▶ [What the task requires]:
Please state how many lines in the records contain the string "cycles", with no words besides the number.

▶ [Material for the task]:
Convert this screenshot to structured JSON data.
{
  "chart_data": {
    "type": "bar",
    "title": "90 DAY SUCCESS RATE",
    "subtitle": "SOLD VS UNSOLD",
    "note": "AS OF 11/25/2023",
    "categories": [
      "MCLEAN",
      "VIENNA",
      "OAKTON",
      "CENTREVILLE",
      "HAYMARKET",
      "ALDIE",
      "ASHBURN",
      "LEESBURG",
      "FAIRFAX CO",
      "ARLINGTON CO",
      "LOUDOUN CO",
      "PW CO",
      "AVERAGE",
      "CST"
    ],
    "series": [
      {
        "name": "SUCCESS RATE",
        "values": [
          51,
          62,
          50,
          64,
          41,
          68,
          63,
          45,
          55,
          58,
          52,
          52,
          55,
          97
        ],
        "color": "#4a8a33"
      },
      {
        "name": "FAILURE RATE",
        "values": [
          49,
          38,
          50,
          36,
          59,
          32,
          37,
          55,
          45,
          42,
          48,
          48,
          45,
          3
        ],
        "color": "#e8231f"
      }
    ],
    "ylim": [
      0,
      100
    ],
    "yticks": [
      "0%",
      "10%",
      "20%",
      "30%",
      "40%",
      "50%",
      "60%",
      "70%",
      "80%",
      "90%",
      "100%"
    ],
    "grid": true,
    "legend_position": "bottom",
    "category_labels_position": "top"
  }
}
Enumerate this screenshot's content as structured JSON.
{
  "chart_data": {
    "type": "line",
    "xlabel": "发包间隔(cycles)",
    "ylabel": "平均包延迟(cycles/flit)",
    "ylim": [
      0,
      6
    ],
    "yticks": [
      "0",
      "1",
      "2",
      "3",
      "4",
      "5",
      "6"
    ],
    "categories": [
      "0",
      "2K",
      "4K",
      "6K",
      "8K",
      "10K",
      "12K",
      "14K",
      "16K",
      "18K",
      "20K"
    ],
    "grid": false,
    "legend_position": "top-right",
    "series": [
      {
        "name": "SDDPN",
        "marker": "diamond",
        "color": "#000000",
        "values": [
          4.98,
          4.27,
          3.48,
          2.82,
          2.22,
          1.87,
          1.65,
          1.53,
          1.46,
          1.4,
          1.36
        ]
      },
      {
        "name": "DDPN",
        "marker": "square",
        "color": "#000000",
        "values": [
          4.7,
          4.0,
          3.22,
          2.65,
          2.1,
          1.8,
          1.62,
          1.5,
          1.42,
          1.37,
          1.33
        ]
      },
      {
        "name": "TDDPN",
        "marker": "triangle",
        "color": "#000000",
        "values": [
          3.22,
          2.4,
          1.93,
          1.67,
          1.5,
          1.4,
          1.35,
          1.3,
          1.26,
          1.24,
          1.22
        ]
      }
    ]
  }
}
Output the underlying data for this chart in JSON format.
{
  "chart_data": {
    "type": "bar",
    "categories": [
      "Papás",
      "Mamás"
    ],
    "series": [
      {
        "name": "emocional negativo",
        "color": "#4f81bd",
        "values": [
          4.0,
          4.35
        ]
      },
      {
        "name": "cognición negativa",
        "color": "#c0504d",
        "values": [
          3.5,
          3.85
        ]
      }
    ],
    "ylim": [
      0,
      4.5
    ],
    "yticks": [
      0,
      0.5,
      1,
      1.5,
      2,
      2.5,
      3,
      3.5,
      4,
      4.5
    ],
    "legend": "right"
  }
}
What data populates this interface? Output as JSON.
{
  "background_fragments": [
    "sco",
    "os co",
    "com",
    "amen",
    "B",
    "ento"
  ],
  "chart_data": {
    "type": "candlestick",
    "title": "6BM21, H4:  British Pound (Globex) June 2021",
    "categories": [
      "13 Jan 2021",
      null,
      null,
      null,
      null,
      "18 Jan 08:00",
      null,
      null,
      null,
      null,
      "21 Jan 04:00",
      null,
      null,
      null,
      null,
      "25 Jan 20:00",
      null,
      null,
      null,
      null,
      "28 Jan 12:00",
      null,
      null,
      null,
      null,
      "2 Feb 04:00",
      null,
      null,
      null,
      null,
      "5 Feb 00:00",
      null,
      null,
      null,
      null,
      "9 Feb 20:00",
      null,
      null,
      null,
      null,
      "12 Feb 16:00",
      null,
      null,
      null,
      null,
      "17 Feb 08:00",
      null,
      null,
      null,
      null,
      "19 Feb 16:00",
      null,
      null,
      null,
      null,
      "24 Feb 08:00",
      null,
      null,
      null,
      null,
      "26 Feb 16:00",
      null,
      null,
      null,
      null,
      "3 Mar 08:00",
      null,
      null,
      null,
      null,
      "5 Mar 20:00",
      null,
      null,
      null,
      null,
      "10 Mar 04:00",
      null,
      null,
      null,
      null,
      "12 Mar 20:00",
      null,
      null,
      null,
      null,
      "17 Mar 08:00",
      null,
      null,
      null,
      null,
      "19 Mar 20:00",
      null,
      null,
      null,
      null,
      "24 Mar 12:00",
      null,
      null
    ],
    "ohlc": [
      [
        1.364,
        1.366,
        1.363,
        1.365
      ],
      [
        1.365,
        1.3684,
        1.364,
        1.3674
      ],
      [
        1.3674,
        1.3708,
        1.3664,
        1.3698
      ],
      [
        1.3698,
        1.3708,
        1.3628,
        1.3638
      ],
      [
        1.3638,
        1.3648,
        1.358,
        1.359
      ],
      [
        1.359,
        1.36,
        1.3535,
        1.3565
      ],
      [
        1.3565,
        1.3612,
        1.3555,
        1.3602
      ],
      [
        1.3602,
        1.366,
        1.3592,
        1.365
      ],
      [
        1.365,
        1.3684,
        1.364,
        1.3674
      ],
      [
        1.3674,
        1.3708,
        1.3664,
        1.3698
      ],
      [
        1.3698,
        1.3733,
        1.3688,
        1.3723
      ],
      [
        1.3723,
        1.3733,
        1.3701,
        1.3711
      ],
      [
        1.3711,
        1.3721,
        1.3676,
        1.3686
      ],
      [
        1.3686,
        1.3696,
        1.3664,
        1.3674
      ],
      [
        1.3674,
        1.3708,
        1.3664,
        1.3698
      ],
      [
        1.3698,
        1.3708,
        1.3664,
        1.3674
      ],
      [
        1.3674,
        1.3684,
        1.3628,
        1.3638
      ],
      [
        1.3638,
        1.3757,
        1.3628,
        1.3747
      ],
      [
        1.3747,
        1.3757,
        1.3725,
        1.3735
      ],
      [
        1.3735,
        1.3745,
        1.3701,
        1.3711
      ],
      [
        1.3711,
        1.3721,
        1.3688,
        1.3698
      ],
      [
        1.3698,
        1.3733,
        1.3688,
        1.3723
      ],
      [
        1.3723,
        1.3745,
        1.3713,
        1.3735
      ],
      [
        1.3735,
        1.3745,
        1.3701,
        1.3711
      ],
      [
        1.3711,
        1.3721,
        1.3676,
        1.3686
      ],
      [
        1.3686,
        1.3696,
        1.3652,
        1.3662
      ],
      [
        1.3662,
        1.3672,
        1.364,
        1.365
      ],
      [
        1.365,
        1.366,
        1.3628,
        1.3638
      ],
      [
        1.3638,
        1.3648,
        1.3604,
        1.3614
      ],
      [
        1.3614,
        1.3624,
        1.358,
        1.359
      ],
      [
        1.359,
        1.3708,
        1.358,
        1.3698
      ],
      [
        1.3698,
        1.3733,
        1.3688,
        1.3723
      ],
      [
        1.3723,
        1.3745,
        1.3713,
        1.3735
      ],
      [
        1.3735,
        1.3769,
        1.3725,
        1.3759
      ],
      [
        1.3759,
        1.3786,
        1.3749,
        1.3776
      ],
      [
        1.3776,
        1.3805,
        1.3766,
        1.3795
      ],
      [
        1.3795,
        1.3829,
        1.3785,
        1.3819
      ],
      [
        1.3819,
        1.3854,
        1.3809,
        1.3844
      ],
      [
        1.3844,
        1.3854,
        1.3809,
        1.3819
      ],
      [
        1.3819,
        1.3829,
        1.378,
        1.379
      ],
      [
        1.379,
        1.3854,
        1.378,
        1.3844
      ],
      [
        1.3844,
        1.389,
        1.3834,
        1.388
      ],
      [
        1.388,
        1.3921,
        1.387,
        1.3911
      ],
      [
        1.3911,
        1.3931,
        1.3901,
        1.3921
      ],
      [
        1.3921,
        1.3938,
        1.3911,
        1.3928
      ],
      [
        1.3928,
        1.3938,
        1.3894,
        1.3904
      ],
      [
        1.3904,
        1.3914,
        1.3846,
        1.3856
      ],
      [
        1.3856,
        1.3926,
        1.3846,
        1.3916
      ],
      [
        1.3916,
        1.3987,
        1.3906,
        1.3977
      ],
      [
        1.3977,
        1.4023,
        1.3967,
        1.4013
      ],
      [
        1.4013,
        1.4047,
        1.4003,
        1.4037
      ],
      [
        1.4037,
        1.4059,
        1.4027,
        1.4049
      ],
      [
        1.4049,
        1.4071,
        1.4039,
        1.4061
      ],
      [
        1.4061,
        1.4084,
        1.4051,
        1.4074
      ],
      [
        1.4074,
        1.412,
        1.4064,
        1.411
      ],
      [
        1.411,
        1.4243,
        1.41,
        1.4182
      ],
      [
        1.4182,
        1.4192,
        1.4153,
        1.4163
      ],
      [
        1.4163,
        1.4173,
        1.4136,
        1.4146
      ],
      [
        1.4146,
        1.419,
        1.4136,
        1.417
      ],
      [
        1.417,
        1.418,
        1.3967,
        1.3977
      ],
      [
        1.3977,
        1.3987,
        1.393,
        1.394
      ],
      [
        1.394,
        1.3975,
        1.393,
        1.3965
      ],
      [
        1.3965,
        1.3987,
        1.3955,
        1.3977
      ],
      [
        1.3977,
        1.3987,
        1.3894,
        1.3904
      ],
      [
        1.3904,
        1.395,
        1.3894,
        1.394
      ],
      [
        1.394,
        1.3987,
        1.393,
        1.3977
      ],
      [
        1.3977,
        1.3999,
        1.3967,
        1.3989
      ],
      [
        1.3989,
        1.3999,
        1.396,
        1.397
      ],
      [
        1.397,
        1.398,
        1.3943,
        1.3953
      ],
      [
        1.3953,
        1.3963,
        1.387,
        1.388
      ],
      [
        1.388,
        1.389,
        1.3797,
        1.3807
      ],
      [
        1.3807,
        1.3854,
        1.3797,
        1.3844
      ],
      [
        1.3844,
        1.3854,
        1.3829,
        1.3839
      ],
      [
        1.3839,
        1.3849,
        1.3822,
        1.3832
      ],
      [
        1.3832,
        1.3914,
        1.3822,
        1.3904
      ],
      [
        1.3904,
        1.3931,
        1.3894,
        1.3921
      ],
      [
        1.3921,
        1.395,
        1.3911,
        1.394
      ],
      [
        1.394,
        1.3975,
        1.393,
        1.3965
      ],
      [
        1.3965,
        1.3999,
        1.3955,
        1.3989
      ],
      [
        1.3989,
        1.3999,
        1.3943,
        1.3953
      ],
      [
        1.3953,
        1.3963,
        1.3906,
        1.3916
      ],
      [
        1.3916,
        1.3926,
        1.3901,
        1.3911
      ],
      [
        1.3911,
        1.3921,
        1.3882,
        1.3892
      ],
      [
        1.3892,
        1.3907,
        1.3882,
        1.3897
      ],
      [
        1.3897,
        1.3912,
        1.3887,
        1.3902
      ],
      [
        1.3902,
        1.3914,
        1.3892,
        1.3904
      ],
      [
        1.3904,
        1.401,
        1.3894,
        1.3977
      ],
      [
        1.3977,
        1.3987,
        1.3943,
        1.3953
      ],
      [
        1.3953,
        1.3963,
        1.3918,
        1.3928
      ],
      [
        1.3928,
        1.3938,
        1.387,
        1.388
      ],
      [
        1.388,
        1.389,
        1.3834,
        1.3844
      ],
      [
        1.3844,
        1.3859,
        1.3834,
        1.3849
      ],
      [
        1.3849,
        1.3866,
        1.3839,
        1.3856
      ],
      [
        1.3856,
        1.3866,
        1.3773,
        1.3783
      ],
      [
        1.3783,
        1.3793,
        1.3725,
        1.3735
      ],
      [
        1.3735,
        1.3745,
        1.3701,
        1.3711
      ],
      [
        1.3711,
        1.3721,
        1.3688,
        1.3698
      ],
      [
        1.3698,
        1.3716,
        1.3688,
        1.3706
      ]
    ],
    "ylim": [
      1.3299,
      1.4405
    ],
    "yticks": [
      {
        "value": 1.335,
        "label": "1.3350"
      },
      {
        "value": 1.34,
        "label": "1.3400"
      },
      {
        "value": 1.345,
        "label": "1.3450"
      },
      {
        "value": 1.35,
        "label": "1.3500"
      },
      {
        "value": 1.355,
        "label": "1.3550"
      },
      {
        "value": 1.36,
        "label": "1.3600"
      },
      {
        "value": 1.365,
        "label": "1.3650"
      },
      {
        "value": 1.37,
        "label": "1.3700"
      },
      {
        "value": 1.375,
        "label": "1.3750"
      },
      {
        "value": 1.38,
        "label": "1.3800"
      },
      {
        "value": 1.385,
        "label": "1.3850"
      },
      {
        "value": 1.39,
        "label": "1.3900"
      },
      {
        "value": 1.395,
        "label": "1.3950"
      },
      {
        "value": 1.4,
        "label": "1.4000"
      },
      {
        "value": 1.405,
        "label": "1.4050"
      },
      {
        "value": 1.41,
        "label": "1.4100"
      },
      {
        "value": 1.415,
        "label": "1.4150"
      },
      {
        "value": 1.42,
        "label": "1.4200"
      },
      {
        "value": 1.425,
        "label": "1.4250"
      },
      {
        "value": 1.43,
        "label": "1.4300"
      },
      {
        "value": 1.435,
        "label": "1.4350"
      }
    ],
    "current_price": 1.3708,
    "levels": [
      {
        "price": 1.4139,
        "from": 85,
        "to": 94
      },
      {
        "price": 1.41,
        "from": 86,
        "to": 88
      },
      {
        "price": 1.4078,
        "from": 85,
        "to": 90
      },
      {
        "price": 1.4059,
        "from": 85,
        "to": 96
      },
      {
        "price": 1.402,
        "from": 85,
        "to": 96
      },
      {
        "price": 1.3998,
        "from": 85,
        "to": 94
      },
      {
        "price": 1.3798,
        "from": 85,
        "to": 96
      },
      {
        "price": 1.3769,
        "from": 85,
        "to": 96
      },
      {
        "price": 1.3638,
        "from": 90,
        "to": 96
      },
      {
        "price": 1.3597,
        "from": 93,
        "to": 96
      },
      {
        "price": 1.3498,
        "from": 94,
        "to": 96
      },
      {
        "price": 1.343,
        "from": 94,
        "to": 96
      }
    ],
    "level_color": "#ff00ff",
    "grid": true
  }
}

▶ [Answer to this task]:
2